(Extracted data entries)
───

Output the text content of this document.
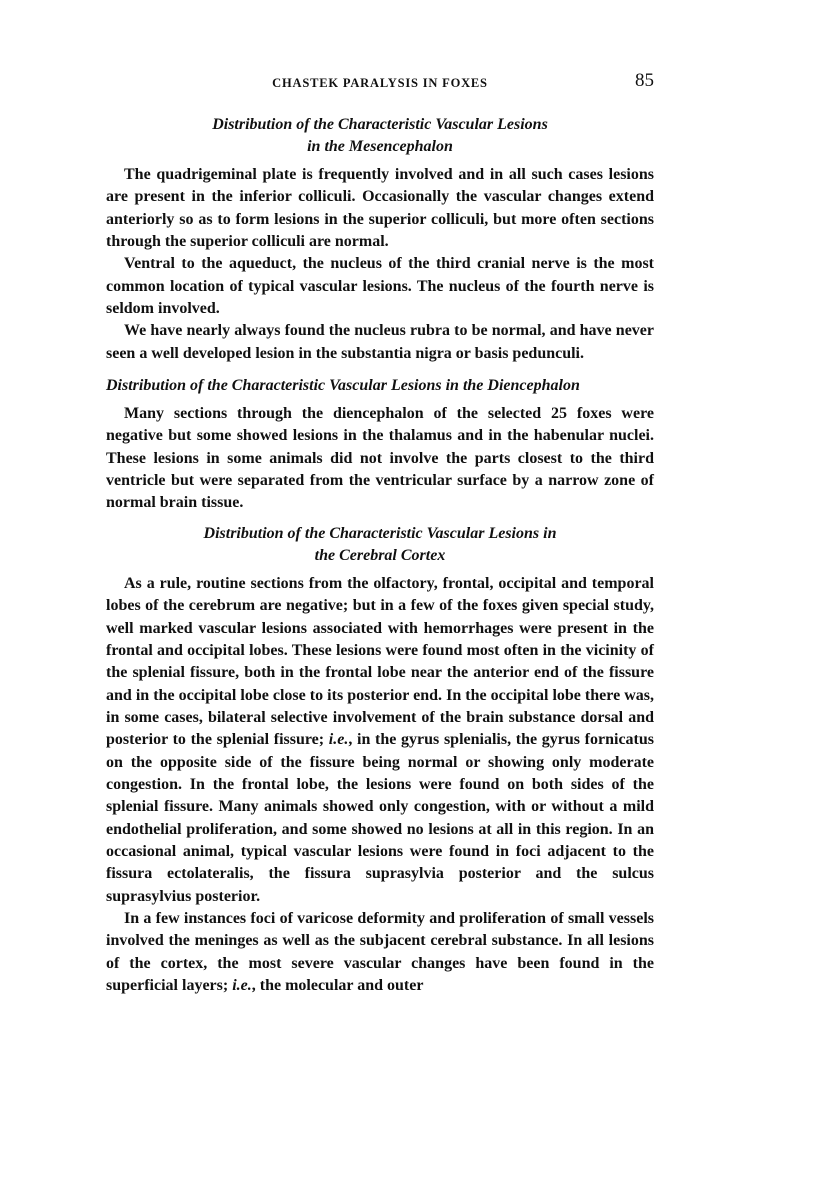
CHASTEK PARALYSIS IN FOXES	85
Distribution of the Characteristic Vascular Lesions
in the Mesencephalon

The quadrigeminal plate is frequently involved and in all such cases lesions are present in the inferior colliculi. Occasionally the vascular changes extend anteriorly so as to form lesions in the superior colliculi, but more often sections through the superior colliculi are normal.

Ventral to the aqueduct, the nucleus of the third cranial nerve is the most common location of typical vascular lesions. The nucleus of the fourth nerve is seldom involved.

We have nearly always found the nucleus rubra to be normal, and have never seen a well developed lesion in the substantia nigra or basis pedunculi.

Distribution of the Characteristic Vascular Lesions in the Diencephalon

Many sections through the diencephalon of the selected 25 foxes were negative but some showed lesions in the thalamus and in the habenular nuclei. These lesions in some animals did not involve the parts closest to the third ventricle but were separated from the ventricular surface by a narrow zone of normal brain tissue.

Distribution of the Characteristic Vascular Lesions in
the Cerebral Cortex

As a rule, routine sections from the olfactory, frontal, occipital and temporal lobes of the cerebrum are negative; but in a few of the foxes given special study, well marked vascular lesions associated with hemorrhages were present in the frontal and occipital lobes. These lesions were found most often in the vicinity of the splenial fissure, both in the frontal lobe near the anterior end of the fissure and in the occipital lobe close to its posterior end. In the occipital lobe there was, in some cases, bilateral selective involvement of the brain substance dorsal and posterior to the splenial fissure; i.e., in the gyrus splenialis, the gyrus fornicatus on the opposite side of the fissure being normal or showing only moderate congestion. In the frontal lobe, the lesions were found on both sides of the splenial fissure. Many animals showed only congestion, with or without a mild endothelial proliferation, and some showed no lesions at all in this region. In an occasional animal, typical vascular lesions were found in foci adjacent to the fissura ectolateralis, the fissura suprasylvia posterior and the sulcus suprasylvius posterior.

In a few instances foci of varicose deformity and proliferation of small vessels involved the meninges as well as the subjacent cerebral substance. In all lesions of the cortex, the most severe vascular changes have been found in the superficial layers; i.e., the molecular and outer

───

How many of the lines above hold the word "involved"? Give only that number.

3